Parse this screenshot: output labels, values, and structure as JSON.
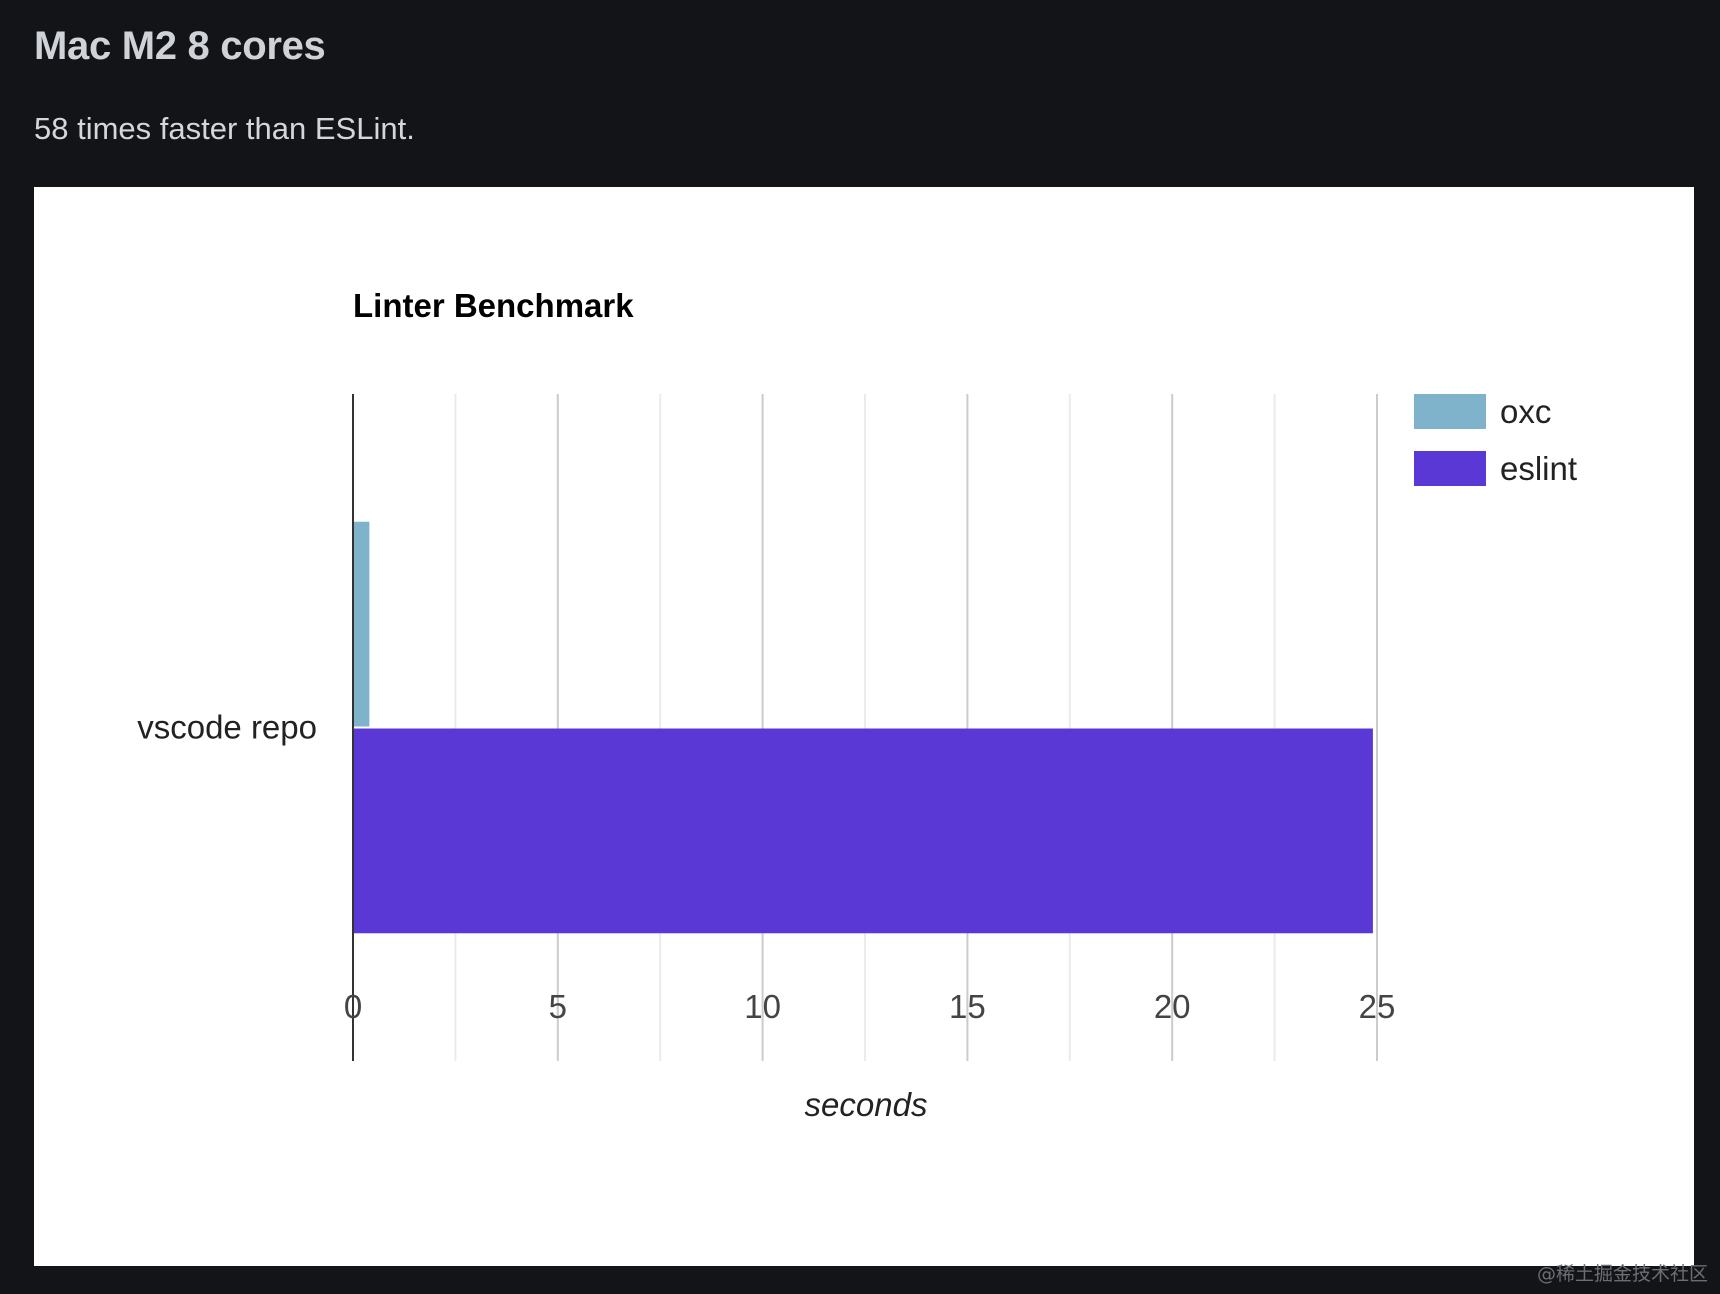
{
  "heading": "Mac M2 8 cores",
  "subtitle": "58 times faster than ESLint.",
  "watermark": "@稀土掘金技术社区",
  "chart_data": {
    "type": "bar",
    "orientation": "horizontal",
    "title": "Linter Benchmark",
    "xlabel": "seconds",
    "ylabel": "",
    "xlim": [
      0,
      25
    ],
    "x_ticks": [
      0,
      5,
      10,
      15,
      20,
      25
    ],
    "grid": true,
    "legend_position": "top-right",
    "categories": [
      "vscode repo"
    ],
    "series": [
      {
        "name": "oxc",
        "color": "#7fb3cc",
        "values": [
          0.4
        ]
      },
      {
        "name": "eslint",
        "color": "#5a38d6",
        "values": [
          24.9
        ]
      }
    ]
  }
}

▶ Request
Each line in the records above should be reproduced exactly; images are not copied.

▶ Response
Parse this screenshot: output labels, values, and structure as JSON.
{
  "heading": "Mac M2 8 cores",
  "subtitle": "58 times faster than ESLint.",
  "watermark": "@稀土掘金技术社区",
  "chart_data": {
    "type": "bar",
    "orientation": "horizontal",
    "title": "Linter Benchmark",
    "xlabel": "seconds",
    "ylabel": "",
    "xlim": [
      0,
      25
    ],
    "x_ticks": [
      0,
      5,
      10,
      15,
      20,
      25
    ],
    "grid": true,
    "legend_position": "top-right",
    "categories": [
      "vscode repo"
    ],
    "series": [
      {
        "name": "oxc",
        "color": "#7fb3cc",
        "values": [
          0.4
        ]
      },
      {
        "name": "eslint",
        "color": "#5a38d6",
        "values": [
          24.9
        ]
      }
    ]
  }
}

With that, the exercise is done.